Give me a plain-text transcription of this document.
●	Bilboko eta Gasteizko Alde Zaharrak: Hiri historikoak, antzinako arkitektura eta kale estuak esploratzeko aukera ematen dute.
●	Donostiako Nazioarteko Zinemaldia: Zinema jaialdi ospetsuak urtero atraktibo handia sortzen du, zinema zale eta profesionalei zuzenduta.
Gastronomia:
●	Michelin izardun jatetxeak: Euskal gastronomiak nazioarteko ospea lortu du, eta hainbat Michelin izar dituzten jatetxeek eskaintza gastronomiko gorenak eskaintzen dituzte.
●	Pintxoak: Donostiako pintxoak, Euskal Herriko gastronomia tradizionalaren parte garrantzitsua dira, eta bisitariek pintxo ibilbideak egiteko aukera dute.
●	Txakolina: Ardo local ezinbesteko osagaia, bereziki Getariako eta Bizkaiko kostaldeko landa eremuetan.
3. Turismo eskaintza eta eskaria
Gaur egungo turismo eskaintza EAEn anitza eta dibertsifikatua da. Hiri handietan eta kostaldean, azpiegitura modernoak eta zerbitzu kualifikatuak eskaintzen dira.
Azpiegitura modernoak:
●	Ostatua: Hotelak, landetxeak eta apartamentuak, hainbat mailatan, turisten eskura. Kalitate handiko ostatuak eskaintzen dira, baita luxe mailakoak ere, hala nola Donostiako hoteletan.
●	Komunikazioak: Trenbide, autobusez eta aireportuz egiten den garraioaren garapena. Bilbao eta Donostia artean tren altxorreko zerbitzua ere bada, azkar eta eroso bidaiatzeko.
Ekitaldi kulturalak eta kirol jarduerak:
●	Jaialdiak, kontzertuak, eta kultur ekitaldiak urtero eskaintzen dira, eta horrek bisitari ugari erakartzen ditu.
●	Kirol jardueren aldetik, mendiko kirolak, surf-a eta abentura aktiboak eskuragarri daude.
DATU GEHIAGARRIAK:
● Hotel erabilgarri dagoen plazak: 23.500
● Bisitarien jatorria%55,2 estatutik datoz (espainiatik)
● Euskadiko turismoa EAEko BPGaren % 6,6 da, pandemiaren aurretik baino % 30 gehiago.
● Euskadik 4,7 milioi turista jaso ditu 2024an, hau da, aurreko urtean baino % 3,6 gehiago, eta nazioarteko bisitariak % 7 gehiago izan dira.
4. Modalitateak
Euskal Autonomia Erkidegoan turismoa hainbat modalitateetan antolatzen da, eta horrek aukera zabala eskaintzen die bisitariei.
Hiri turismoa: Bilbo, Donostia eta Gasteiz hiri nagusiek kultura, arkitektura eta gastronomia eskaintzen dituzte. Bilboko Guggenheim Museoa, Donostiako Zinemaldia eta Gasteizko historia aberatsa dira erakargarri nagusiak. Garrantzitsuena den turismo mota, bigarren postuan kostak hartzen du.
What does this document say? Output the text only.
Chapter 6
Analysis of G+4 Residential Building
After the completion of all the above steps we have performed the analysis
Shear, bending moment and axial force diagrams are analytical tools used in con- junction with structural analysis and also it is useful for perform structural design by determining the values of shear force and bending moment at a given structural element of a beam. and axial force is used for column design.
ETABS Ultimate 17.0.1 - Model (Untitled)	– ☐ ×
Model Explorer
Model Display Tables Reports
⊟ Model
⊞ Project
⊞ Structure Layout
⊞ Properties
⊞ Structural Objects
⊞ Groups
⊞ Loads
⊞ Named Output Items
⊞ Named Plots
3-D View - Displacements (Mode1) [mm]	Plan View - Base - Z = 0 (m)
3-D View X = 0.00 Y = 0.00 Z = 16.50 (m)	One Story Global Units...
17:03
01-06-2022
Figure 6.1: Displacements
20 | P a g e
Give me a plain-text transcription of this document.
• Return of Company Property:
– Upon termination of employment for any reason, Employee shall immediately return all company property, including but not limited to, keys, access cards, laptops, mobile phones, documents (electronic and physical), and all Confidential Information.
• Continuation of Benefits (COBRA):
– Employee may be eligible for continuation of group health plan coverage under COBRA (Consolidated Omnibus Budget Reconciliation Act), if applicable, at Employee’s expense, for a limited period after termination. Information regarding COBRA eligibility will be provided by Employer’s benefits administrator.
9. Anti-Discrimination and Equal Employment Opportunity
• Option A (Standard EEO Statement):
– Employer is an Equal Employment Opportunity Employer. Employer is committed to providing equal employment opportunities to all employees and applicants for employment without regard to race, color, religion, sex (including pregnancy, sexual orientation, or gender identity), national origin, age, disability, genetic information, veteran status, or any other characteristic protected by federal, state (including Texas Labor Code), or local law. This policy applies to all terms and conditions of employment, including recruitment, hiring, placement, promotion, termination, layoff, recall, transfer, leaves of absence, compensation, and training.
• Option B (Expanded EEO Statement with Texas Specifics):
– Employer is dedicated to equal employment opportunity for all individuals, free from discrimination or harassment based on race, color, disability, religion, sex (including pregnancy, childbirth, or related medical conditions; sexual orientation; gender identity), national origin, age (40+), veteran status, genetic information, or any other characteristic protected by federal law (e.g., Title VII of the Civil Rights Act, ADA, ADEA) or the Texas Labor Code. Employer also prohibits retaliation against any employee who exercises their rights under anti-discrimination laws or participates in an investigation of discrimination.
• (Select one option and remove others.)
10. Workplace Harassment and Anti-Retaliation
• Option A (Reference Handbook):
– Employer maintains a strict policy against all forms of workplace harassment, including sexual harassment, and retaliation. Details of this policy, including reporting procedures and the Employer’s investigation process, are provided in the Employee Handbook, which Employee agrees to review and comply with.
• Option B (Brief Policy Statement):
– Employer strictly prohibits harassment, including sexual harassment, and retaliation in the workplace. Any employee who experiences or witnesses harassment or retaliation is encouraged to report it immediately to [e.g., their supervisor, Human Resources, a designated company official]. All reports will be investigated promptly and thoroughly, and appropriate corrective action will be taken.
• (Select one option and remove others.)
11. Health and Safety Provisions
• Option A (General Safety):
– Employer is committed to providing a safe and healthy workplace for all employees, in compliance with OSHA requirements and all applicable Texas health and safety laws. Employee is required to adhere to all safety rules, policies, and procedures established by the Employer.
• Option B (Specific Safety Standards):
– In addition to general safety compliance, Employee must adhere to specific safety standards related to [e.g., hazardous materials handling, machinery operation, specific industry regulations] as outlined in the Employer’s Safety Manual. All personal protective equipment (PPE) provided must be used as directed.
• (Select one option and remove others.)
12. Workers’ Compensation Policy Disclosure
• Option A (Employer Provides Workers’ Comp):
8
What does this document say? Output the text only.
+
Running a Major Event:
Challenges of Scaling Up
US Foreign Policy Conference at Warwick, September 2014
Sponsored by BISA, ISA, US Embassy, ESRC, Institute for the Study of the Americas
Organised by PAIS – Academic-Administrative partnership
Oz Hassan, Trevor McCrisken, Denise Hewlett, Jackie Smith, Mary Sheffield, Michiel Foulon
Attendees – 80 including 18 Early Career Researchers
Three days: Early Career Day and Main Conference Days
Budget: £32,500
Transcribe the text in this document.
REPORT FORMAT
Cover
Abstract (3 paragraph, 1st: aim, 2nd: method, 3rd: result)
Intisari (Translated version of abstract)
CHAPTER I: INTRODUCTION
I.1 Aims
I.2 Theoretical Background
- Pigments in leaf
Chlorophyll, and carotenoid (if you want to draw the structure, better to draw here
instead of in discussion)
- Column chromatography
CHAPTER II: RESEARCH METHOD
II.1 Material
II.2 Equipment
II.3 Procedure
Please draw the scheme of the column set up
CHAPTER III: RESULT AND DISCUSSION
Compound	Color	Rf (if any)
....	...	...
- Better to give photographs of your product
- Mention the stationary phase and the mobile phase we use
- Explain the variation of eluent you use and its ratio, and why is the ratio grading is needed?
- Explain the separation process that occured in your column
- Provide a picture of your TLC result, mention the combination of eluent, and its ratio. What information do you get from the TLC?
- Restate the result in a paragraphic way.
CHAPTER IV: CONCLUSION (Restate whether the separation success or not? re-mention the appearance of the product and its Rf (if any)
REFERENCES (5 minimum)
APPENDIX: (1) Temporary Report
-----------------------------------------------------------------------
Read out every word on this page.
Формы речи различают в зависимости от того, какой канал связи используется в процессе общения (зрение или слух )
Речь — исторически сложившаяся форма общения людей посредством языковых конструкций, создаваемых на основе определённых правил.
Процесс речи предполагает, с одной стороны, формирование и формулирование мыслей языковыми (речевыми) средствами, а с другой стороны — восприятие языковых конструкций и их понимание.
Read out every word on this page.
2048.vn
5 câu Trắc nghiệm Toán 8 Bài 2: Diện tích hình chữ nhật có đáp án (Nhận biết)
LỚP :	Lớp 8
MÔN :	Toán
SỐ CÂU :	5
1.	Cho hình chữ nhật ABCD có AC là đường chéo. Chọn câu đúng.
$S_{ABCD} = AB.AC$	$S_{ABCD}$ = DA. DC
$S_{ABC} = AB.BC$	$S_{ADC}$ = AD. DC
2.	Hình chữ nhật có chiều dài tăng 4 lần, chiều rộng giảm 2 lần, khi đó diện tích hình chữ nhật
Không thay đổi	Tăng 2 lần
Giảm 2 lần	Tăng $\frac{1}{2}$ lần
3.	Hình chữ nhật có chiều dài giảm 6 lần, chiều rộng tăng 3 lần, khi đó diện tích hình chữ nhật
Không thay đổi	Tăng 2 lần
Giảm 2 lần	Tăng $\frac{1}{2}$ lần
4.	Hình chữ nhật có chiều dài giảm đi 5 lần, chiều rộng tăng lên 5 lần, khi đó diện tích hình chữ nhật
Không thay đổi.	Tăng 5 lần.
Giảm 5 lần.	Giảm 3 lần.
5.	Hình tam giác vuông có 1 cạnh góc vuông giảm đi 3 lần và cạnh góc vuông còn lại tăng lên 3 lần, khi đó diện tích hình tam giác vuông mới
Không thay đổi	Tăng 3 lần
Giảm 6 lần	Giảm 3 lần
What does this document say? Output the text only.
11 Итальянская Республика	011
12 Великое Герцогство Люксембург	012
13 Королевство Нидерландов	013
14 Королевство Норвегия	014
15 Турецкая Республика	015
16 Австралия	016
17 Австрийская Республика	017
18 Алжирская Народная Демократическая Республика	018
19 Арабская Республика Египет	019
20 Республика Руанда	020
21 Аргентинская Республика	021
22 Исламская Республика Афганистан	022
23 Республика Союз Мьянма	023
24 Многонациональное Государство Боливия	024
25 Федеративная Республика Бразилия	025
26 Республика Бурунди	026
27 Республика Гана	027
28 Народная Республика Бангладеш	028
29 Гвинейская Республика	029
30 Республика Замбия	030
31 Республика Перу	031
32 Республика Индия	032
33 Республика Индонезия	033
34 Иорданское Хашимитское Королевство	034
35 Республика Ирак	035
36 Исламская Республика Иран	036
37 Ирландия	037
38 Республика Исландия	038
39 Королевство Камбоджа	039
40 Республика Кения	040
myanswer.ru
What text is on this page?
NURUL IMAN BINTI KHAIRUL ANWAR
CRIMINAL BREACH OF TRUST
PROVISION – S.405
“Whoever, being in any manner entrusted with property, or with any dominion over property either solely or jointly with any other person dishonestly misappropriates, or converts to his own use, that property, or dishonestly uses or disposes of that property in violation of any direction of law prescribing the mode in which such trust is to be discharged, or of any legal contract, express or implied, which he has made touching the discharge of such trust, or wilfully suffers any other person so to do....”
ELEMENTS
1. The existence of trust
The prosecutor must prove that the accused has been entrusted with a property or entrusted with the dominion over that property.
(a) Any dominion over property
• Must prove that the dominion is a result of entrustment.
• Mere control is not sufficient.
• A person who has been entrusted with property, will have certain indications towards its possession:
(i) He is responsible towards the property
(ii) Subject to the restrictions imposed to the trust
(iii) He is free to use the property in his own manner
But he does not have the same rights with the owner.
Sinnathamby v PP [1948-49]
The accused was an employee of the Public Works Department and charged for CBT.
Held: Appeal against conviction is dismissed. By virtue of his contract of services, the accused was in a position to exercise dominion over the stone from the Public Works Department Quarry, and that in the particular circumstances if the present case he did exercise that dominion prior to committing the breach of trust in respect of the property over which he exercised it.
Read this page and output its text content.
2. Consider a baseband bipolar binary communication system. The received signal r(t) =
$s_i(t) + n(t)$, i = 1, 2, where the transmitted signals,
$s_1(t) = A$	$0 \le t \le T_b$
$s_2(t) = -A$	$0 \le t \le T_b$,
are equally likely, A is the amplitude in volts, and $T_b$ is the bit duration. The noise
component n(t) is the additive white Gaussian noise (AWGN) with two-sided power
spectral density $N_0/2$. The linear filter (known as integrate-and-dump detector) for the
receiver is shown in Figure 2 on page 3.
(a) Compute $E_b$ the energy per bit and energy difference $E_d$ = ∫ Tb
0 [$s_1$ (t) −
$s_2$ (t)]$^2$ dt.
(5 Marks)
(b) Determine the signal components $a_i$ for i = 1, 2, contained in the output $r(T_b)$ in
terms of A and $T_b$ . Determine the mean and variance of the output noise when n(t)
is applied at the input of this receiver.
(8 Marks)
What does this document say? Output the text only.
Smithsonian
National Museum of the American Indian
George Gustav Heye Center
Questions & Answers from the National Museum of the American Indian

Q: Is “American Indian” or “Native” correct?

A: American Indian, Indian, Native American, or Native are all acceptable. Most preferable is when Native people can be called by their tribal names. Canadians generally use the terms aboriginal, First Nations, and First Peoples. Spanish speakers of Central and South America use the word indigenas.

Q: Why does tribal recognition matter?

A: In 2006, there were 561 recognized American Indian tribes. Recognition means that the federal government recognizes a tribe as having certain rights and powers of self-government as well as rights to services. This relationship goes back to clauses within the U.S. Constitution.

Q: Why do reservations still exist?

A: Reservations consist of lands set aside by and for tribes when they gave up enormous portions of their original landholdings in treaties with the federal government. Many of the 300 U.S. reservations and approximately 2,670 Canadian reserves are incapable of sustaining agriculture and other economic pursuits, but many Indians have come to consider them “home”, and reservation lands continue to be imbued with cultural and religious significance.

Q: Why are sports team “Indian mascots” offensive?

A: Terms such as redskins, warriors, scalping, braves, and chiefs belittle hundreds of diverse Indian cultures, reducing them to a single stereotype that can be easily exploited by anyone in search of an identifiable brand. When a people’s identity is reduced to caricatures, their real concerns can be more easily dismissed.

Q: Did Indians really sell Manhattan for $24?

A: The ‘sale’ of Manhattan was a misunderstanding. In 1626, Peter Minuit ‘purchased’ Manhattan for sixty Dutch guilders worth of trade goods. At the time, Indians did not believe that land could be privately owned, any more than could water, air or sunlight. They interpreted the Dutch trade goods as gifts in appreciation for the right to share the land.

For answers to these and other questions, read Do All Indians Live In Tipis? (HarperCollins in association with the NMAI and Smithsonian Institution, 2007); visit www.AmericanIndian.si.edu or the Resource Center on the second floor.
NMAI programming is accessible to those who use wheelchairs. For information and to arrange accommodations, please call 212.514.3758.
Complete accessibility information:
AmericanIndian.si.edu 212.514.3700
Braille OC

════════════════

Exercise description: From the data above, pick out each line containing "towards" and copy it.

Final answer:
• A person who has been entrusted with property, will have certain indications towards its possession:
(i) He is responsible towards the property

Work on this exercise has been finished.